### Set problem:
Everything from the line containing "What text is on this page?" down to the last line of the entries below must be transcribed exactly, and nothing else.

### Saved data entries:
------------------------------
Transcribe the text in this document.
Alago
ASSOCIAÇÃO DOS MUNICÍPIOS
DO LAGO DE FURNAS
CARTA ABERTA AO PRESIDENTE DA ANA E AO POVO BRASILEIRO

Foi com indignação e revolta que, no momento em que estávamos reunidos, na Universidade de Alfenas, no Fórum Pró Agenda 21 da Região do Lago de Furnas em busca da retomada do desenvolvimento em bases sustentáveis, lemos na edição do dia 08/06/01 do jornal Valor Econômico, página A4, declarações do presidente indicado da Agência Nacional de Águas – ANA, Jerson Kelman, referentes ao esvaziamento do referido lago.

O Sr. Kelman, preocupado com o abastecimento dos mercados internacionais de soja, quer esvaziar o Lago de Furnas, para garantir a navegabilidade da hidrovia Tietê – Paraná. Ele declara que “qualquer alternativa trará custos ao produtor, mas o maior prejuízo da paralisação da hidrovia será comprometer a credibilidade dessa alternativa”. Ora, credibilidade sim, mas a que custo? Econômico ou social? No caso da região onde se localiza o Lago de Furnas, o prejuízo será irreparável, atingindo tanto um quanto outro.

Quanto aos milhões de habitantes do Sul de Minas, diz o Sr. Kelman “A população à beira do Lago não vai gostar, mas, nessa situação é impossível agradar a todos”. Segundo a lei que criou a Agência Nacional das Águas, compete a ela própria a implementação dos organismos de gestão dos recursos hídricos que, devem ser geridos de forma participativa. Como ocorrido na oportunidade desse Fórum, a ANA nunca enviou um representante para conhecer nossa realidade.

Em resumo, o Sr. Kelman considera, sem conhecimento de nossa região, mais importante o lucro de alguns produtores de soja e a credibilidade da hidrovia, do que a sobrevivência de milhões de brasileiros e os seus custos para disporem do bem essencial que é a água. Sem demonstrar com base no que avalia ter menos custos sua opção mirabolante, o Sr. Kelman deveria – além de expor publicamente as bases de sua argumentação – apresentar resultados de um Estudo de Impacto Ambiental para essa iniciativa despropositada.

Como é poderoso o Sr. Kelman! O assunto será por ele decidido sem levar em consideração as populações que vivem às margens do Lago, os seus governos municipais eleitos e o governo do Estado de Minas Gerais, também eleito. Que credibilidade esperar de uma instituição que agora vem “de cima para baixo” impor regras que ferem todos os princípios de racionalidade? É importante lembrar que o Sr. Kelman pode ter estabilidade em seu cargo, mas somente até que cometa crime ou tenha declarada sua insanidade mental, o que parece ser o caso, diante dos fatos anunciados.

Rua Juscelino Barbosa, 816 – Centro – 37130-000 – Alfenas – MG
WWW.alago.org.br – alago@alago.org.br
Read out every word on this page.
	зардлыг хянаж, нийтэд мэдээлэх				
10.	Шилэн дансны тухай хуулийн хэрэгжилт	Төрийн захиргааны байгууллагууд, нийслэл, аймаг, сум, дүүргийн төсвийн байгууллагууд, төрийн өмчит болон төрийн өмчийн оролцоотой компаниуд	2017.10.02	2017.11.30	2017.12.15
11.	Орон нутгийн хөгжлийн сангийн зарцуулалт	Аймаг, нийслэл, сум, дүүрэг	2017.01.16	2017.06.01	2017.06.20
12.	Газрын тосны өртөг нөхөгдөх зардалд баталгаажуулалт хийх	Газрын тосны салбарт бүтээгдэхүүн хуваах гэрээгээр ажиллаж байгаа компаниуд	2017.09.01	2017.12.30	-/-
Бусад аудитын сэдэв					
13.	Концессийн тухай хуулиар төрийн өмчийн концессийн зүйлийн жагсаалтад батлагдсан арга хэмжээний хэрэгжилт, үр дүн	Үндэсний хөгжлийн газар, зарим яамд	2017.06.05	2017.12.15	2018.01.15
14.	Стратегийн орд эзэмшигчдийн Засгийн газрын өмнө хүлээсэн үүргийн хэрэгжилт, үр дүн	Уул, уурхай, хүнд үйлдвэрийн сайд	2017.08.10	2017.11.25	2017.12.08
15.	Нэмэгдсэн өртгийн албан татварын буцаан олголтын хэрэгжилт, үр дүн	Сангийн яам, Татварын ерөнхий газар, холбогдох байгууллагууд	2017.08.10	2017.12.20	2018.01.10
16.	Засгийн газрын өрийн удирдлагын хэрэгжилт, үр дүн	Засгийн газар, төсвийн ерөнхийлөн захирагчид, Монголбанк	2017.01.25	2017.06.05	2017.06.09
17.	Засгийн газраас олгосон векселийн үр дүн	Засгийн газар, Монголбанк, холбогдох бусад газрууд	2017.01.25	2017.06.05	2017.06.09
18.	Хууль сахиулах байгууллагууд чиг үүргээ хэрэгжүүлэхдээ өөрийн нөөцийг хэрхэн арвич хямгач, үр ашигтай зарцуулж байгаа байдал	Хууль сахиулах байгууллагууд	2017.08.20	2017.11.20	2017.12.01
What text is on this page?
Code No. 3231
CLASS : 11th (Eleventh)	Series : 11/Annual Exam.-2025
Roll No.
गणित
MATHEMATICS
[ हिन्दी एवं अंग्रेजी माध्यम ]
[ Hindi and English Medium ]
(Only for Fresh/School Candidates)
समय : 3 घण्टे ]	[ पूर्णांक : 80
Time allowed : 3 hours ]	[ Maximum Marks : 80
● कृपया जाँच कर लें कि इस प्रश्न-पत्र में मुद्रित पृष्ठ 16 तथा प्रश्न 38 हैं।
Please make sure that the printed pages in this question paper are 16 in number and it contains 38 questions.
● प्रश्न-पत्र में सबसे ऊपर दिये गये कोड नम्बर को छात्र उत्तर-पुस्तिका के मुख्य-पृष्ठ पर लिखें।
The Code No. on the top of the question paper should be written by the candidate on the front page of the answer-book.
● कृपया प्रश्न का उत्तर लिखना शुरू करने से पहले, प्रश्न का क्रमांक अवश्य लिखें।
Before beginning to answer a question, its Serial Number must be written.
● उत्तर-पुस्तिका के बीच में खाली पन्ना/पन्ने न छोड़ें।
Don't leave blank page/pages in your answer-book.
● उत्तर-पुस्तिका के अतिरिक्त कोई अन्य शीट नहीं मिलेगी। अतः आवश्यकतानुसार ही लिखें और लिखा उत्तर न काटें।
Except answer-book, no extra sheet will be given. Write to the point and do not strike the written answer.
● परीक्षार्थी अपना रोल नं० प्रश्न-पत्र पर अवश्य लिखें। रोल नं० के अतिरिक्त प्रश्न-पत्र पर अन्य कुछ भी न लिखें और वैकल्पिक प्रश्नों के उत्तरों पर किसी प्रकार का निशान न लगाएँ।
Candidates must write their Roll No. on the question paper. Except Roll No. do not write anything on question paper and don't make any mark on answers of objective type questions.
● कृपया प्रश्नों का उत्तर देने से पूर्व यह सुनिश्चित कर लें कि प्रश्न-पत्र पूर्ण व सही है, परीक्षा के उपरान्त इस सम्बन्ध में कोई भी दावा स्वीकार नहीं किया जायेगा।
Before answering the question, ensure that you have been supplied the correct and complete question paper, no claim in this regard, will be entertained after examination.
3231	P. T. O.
------------------------------
### Task solution:
What text is on this page?
Code No. 3231
CLASS : 11th (Eleventh)	Series : 11/Annual Exam.-2025
Roll No.
गणित
MATHEMATICS
[ हिन्दी एवं अंग्रेजी माध्यम ]
[ Hindi and English Medium ]
(Only for Fresh/School Candidates)
समय : 3 घण्टे ]	[ पूर्णांक : 80
Time allowed : 3 hours ]	[ Maximum Marks : 80
● कृपया जाँच कर लें कि इस प्रश्न-पत्र में मुद्रित पृष्ठ 16 तथा प्रश्न 38 हैं।
Please make sure that the printed pages in this question paper are 16 in number and it contains 38 questions.
● प्रश्न-पत्र में सबसे ऊपर दिये गये कोड नम्बर को छात्र उत्तर-पुस्तिका के मुख्य-पृष्ठ पर लिखें।
The Code No. on the top of the question paper should be written by the candidate on the front page of the answer-book.
● कृपया प्रश्न का उत्तर लिखना शुरू करने से पहले, प्रश्न का क्रमांक अवश्य लिखें।
Before beginning to answer a question, its Serial Number must be written.
● उत्तर-पुस्तिका के बीच में खाली पन्ना/पन्ने न छोड़ें।
Don't leave blank page/pages in your answer-book.
● उत्तर-पुस्तिका के अतिरिक्त कोई अन्य शीट नहीं मिलेगी। अतः आवश्यकतानुसार ही लिखें और लिखा उत्तर न काटें।
Except answer-book, no extra sheet will be given. Write to the point and do not strike the written answer.
● परीक्षार्थी अपना रोल नं० प्रश्न-पत्र पर अवश्य लिखें। रोल नं० के अतिरिक्त प्रश्न-पत्र पर अन्य कुछ भी न लिखें और वैकल्पिक प्रश्नों के उत्तरों पर किसी प्रकार का निशान न लगाएँ।
Candidates must write their Roll No. on the question paper. Except Roll No. do not write anything on question paper and don't make any mark on answers of objective type questions.
● कृपया प्रश्नों का उत्तर देने से पूर्व यह सुनिश्चित कर लें कि प्रश्न-पत्र पूर्ण व सही है, परीक्षा के उपरान्त इस सम्बन्ध में कोई भी दावा स्वीकार नहीं किया जायेगा।
Before answering the question, ensure that you have been supplied the correct and complete question paper, no claim in this regard, will be entertained after examination.
3231	P. T. O.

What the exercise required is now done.